== TASK TO CARRY OUT ==
Filter the records for lines holding the string "пространство".

============

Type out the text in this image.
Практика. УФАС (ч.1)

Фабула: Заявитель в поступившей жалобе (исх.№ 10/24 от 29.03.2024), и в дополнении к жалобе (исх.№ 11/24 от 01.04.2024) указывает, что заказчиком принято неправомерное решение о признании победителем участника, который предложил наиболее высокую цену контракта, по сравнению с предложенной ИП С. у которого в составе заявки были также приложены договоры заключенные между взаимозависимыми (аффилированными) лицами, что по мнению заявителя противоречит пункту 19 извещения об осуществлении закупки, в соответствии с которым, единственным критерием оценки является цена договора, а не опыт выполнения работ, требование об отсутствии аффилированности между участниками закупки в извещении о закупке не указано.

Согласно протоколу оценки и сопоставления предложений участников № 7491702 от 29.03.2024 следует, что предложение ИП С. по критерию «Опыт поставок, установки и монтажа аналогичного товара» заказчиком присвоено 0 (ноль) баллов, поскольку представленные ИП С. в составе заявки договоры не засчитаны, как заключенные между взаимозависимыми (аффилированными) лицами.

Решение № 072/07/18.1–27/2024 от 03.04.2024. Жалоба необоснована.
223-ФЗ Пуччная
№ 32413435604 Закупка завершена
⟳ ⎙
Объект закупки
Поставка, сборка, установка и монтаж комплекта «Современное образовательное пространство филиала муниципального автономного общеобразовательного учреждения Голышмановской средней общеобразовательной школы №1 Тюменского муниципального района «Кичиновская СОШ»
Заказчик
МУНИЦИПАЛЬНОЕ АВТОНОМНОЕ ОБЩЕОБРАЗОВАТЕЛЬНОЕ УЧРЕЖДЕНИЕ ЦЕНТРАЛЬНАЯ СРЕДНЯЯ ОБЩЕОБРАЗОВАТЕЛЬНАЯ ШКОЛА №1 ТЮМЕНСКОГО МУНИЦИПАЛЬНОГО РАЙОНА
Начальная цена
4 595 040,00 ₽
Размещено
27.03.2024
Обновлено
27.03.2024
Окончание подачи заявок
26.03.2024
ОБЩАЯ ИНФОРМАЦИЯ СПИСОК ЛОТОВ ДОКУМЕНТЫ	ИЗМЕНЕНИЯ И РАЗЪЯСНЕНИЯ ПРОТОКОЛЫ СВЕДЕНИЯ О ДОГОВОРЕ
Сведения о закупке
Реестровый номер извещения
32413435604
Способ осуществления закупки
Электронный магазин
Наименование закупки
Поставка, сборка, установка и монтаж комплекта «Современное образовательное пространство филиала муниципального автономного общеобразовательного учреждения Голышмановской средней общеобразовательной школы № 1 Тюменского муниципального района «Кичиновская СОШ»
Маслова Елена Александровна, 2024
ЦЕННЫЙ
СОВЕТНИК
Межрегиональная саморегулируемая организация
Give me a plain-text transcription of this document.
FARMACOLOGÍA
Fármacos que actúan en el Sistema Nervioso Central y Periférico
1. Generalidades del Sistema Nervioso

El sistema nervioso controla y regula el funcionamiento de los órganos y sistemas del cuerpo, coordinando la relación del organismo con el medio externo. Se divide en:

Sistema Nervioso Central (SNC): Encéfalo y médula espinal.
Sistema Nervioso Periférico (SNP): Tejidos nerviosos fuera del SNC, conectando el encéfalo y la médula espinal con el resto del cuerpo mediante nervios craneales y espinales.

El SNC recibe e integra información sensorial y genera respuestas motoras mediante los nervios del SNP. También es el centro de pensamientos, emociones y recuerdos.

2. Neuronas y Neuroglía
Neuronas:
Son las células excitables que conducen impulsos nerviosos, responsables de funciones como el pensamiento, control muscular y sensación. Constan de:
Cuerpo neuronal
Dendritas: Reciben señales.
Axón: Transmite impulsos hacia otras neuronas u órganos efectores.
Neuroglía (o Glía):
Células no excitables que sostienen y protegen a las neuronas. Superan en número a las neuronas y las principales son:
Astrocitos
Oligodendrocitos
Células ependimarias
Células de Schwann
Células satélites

============

== OUTPUT FOR THIS EXERCISE ==
Поставка, сборка, установка и монтаж комплекта «Современное образовательное пространство филиала муниципального автономного общеобразовательного учреждения Голышмановской средней общеобразовательной школы №1 Тюменского муниципального района «Кичиновская СОШ»
Поставка, сборка, установка и монтаж комплекта «Современное образовательное пространство филиала муниципального автономного общеобразовательного учреждения Голышмановской средней общеобразовательной школы № 1 Тюменского муниципального района «Кичиновская СОШ»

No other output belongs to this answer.